Exercise task: Find and copy each line of the records where the string "Missy" shows up.

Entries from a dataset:
+ + + +

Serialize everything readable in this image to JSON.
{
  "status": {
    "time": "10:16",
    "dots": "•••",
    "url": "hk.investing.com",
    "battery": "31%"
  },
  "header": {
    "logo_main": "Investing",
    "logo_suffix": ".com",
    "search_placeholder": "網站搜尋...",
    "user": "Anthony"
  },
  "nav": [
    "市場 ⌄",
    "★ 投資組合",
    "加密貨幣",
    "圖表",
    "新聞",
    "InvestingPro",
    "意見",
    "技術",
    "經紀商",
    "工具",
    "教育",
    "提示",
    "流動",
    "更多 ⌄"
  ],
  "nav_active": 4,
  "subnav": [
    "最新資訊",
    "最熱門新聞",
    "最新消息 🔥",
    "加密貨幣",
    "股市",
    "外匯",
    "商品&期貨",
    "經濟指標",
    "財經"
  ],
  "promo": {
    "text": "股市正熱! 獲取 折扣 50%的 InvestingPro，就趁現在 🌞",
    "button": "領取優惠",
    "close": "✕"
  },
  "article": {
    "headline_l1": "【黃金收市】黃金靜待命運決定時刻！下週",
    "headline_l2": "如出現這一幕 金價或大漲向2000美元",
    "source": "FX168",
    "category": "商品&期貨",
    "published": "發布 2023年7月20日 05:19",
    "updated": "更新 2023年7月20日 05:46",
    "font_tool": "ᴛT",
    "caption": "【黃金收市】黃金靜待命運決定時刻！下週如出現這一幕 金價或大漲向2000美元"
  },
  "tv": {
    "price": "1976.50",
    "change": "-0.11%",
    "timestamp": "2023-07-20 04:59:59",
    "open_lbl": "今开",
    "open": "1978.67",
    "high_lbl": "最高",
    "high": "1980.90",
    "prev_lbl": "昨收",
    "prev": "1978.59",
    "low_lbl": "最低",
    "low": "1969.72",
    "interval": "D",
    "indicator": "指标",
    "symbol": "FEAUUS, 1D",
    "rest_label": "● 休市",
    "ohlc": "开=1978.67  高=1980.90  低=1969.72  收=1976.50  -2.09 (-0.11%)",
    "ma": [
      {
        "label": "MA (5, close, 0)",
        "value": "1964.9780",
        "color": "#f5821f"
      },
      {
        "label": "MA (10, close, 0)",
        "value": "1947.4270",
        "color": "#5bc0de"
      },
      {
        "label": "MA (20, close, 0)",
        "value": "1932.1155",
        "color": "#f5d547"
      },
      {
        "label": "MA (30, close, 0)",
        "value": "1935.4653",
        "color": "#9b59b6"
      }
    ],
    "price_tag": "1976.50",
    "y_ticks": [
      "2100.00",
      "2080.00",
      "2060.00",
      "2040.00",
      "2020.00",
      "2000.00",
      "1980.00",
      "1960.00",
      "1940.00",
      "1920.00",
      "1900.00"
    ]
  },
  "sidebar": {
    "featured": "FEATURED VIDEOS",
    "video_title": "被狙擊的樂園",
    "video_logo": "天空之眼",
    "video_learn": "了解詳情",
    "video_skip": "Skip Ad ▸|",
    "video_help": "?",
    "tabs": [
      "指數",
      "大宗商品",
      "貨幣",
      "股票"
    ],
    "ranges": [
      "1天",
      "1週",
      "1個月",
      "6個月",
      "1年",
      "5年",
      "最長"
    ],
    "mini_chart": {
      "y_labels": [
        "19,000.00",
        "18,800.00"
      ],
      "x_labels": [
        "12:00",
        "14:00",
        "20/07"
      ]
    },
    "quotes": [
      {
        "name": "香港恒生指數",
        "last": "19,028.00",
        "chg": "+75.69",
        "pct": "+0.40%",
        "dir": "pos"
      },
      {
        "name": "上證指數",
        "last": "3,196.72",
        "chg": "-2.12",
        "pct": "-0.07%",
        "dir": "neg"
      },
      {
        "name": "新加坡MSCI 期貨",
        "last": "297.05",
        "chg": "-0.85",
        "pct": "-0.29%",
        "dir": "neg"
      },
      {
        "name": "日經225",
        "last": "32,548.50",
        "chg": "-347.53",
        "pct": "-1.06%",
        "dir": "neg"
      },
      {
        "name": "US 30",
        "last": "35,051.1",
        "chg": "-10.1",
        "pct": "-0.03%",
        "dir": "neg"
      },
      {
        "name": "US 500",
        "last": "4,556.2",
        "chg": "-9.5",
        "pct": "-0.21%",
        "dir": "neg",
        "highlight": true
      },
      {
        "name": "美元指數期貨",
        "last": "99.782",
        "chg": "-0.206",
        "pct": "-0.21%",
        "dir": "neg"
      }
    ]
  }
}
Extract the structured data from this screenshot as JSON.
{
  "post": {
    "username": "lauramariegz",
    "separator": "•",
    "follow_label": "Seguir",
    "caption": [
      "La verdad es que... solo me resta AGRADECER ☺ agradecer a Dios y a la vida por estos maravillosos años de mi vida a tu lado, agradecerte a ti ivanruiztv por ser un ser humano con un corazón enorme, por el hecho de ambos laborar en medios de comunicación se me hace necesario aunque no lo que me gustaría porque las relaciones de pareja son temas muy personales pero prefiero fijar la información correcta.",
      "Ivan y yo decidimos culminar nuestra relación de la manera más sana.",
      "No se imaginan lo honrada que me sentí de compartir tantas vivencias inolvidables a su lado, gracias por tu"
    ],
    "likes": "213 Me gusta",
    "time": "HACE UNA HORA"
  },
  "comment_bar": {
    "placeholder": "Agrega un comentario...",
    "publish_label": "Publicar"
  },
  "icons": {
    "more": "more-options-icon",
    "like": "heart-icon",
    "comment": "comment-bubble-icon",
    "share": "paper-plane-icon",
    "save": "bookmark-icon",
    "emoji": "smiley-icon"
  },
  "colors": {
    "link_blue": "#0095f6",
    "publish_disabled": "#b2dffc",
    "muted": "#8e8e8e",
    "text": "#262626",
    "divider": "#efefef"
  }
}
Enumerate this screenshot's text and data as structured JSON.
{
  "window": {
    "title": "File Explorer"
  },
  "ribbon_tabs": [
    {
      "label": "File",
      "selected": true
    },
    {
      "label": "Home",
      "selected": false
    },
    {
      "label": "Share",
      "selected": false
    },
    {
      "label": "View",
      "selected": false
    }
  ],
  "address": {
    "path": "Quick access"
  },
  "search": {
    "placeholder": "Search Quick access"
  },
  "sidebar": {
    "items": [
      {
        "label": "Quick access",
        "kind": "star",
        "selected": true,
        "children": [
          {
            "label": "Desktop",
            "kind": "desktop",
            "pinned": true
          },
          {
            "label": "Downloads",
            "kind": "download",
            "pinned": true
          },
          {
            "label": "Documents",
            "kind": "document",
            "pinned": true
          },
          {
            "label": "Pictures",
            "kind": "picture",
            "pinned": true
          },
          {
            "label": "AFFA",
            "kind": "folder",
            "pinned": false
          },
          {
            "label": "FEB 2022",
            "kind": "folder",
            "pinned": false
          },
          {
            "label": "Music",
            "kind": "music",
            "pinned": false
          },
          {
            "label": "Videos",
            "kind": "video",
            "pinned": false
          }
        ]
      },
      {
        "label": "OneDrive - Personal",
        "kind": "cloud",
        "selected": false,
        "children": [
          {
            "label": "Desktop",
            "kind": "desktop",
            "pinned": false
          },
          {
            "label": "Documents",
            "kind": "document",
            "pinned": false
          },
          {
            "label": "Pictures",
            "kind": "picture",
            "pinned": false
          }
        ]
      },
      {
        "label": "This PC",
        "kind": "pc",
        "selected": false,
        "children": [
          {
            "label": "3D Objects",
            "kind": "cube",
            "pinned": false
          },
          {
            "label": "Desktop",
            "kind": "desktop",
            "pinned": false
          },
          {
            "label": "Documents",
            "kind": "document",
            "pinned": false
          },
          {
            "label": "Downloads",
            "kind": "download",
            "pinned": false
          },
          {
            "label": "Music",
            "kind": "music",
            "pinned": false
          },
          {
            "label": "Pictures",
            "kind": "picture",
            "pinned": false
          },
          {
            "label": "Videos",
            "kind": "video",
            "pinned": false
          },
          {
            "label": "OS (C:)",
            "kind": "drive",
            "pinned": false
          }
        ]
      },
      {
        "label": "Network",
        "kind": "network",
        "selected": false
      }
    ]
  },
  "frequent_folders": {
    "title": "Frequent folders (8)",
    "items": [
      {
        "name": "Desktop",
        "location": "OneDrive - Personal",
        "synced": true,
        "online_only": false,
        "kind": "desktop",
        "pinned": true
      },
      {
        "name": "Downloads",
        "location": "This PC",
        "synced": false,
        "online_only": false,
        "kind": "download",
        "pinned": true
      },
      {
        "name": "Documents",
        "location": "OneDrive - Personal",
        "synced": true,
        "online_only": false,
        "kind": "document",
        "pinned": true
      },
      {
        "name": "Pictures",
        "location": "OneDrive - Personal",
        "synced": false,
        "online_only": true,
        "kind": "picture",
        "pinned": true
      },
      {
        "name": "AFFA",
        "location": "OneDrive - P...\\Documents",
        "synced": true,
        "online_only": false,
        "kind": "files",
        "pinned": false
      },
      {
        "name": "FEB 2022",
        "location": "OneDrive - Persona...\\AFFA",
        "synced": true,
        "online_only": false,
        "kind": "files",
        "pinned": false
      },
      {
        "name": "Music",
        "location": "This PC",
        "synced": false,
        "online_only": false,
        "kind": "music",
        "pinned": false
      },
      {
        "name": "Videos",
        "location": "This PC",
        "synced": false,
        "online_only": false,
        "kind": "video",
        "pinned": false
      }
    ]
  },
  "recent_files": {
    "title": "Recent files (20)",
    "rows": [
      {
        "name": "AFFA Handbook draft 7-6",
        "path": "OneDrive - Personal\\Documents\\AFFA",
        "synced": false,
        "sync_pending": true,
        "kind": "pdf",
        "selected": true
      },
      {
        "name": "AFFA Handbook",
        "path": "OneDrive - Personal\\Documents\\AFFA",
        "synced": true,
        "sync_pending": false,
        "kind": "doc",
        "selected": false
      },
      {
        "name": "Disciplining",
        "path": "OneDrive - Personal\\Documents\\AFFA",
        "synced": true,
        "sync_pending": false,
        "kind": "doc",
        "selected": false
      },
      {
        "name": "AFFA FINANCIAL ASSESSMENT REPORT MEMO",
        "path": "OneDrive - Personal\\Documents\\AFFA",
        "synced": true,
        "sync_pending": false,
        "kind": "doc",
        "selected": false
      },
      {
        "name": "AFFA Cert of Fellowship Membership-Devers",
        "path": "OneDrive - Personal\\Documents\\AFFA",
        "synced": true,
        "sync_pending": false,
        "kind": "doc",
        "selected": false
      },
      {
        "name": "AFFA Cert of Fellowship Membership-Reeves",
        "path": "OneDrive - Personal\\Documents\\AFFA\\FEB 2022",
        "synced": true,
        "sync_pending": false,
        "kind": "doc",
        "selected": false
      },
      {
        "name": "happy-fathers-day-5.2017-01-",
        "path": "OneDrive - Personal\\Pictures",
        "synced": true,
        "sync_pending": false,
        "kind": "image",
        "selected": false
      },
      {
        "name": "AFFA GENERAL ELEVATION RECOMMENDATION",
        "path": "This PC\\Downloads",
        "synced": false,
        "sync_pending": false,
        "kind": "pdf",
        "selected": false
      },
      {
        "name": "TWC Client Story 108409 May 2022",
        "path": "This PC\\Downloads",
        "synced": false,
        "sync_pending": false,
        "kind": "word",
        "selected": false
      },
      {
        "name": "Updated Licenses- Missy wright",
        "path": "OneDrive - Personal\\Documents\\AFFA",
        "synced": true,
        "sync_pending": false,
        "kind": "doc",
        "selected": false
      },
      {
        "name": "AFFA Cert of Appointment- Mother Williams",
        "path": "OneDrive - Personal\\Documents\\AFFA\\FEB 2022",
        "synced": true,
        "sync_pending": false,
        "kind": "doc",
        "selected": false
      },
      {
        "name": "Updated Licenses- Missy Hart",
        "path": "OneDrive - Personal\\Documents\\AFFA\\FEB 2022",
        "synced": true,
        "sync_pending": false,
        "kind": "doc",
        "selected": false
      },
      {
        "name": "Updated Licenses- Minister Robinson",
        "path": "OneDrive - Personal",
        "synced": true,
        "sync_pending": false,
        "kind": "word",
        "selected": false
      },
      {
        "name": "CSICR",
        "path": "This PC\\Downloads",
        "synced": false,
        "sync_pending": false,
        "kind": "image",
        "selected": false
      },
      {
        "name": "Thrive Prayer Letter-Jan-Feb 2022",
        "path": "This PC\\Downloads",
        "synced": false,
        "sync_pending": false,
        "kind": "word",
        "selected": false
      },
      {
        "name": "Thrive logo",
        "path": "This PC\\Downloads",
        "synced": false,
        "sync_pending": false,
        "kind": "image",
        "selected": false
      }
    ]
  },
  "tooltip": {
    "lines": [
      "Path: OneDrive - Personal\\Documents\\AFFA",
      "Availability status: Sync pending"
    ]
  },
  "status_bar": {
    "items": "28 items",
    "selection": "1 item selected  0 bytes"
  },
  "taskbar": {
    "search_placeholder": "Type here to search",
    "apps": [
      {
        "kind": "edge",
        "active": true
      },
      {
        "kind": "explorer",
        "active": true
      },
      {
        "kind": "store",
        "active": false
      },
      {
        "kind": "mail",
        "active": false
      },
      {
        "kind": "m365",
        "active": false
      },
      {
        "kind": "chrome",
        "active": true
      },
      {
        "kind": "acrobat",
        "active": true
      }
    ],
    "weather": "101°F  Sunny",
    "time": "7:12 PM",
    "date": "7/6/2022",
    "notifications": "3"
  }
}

+ + + +

Written response:
        "name": "Updated Licenses- Missy wright",
        "name": "Updated Licenses- Missy Hart",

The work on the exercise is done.